_What to work on_
Report the count of lines holding "data" in the records, with no other words.

_Provided material_
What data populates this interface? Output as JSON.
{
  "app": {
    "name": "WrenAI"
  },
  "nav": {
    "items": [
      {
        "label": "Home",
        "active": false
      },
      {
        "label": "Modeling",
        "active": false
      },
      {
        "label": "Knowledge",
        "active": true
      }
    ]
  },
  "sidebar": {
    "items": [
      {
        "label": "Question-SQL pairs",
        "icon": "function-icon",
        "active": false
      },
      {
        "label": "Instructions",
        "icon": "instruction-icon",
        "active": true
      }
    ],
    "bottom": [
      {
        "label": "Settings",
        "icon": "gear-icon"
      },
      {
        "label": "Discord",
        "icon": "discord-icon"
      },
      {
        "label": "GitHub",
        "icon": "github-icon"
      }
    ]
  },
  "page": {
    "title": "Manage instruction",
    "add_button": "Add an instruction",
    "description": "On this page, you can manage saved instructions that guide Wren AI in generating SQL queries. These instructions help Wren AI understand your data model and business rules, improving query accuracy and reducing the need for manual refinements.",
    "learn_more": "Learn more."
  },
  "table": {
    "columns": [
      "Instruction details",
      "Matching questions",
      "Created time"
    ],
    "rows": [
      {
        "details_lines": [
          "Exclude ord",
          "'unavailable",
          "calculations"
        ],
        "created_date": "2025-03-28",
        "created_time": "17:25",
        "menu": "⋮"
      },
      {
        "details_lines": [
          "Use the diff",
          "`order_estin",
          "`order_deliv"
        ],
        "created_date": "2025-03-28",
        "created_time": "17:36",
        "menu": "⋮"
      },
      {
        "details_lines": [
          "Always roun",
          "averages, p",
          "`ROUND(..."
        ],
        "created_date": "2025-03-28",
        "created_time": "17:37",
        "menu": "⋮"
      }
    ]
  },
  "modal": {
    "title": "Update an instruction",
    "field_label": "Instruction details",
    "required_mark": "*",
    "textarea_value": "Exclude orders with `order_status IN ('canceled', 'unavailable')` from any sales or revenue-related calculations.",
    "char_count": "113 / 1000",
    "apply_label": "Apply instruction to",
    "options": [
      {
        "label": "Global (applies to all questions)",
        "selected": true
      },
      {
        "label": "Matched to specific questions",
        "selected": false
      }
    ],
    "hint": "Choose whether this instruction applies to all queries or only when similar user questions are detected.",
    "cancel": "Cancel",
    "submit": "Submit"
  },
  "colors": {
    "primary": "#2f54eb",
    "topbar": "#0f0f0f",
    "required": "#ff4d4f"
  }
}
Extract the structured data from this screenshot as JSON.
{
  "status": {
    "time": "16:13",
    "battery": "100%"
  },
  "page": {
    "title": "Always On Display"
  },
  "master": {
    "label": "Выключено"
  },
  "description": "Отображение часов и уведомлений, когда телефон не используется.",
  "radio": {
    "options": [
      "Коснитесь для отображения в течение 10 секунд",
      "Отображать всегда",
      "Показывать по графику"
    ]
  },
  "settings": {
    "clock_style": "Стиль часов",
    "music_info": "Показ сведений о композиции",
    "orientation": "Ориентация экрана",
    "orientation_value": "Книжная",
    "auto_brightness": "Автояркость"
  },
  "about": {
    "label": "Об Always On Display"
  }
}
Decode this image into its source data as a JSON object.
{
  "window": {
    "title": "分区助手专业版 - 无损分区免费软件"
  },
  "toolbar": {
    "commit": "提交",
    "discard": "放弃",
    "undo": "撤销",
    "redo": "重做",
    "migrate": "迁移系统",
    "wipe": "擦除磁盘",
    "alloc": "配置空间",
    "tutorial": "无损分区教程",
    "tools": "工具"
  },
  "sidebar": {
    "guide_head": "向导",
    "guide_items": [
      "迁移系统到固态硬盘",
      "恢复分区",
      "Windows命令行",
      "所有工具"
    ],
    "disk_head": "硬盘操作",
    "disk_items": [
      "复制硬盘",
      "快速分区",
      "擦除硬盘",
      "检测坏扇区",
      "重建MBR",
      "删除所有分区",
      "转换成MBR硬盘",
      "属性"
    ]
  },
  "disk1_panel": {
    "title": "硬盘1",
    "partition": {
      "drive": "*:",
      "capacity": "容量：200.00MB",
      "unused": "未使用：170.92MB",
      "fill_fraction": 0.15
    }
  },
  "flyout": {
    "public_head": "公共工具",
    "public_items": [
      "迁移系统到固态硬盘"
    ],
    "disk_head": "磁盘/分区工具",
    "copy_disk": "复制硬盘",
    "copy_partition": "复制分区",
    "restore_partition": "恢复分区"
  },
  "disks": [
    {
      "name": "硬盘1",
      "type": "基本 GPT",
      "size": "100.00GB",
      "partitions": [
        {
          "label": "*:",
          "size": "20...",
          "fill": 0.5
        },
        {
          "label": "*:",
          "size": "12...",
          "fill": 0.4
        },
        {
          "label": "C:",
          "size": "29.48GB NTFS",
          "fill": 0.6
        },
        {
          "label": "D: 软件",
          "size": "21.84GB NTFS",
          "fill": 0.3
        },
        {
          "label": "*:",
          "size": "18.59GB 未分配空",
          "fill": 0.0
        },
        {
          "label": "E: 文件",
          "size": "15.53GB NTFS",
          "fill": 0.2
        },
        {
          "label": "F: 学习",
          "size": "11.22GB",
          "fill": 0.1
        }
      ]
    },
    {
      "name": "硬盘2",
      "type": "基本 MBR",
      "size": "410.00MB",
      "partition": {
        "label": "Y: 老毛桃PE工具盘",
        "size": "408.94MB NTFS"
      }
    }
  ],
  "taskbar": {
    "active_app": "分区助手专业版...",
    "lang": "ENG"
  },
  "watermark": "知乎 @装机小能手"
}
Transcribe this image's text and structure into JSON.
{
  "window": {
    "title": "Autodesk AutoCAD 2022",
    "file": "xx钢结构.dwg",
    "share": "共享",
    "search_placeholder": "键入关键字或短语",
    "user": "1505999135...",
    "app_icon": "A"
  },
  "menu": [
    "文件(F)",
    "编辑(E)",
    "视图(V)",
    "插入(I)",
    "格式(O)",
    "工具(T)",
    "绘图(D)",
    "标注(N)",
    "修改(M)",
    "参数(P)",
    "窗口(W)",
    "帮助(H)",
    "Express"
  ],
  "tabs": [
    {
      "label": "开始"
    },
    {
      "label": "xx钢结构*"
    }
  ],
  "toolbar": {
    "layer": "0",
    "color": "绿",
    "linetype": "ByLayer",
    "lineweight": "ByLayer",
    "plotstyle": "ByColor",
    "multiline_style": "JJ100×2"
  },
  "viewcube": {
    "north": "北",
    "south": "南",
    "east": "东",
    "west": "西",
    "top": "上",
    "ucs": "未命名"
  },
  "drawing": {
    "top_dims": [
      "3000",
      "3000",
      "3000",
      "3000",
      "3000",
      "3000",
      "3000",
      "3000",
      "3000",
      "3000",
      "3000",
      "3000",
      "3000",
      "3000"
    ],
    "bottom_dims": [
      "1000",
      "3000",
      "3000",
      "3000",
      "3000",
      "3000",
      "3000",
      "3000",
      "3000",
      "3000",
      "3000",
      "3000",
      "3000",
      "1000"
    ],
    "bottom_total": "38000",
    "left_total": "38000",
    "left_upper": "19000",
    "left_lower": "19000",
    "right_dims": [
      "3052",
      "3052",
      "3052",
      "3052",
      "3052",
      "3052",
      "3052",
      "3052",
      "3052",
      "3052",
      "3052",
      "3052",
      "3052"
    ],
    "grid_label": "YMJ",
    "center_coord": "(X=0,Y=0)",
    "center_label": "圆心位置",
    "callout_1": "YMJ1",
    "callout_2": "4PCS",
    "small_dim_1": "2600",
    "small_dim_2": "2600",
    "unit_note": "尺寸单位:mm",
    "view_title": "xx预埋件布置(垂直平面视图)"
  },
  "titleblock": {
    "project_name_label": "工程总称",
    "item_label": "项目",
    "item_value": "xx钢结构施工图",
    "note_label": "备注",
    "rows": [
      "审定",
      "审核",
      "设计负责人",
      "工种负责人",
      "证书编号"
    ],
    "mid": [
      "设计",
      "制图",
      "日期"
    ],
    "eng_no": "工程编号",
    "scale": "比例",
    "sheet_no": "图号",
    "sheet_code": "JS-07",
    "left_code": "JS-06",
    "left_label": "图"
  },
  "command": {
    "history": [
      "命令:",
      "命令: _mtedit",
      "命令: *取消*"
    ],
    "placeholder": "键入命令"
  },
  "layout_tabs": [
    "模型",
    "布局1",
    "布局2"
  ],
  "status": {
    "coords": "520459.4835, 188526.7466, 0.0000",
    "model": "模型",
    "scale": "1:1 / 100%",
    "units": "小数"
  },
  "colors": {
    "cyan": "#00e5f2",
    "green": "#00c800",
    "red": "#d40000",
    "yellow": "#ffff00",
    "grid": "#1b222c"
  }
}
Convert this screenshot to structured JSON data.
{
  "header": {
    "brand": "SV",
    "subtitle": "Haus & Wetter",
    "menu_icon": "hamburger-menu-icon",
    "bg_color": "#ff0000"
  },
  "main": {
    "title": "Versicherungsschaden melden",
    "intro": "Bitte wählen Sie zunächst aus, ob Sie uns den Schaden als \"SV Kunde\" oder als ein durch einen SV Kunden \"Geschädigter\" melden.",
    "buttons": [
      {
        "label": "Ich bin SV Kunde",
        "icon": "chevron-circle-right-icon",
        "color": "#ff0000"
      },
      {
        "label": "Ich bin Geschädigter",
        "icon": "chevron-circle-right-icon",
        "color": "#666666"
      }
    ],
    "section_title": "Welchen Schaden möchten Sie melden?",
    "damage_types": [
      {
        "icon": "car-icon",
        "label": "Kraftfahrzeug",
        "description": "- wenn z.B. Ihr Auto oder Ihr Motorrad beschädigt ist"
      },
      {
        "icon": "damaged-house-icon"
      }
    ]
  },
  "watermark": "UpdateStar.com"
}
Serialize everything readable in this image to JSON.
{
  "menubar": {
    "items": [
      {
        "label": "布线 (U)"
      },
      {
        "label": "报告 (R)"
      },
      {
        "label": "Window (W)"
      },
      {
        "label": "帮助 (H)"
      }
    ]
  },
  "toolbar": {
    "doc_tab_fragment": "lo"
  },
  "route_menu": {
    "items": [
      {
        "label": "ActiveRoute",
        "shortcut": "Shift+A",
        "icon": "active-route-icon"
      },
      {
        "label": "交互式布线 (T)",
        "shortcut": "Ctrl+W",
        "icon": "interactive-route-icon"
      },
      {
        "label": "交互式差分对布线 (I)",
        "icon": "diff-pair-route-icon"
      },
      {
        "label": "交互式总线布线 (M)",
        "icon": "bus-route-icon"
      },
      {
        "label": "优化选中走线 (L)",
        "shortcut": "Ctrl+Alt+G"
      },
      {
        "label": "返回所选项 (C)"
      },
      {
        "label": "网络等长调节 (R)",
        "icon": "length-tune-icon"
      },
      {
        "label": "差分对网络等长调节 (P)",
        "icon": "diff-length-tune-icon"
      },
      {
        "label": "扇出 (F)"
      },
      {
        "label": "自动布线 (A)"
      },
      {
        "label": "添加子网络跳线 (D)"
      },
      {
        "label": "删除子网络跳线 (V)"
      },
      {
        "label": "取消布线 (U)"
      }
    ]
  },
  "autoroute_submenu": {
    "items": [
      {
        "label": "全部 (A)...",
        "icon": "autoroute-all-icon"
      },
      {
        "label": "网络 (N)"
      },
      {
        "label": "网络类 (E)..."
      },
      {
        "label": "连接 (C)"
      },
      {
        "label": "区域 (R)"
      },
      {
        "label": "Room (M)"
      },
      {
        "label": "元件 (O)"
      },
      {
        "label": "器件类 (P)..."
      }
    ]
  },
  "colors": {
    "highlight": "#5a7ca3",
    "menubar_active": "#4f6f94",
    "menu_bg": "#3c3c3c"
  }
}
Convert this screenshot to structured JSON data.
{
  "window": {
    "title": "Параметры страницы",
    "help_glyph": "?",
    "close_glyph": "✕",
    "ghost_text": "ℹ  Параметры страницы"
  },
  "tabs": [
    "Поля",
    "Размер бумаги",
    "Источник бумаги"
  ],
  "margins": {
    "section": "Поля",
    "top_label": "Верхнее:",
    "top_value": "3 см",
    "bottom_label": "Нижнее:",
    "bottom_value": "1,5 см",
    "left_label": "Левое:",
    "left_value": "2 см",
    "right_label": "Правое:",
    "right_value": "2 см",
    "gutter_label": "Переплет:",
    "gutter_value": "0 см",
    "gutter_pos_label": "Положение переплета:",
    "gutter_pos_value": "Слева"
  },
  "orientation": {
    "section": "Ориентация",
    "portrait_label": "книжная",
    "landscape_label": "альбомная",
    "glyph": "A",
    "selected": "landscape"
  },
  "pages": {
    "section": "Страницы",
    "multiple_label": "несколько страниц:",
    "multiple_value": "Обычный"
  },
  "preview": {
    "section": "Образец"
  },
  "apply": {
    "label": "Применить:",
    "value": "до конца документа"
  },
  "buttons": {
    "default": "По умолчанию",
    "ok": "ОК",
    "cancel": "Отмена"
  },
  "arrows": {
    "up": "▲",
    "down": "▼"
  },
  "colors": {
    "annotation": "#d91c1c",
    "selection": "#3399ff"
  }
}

_Result of the task_
6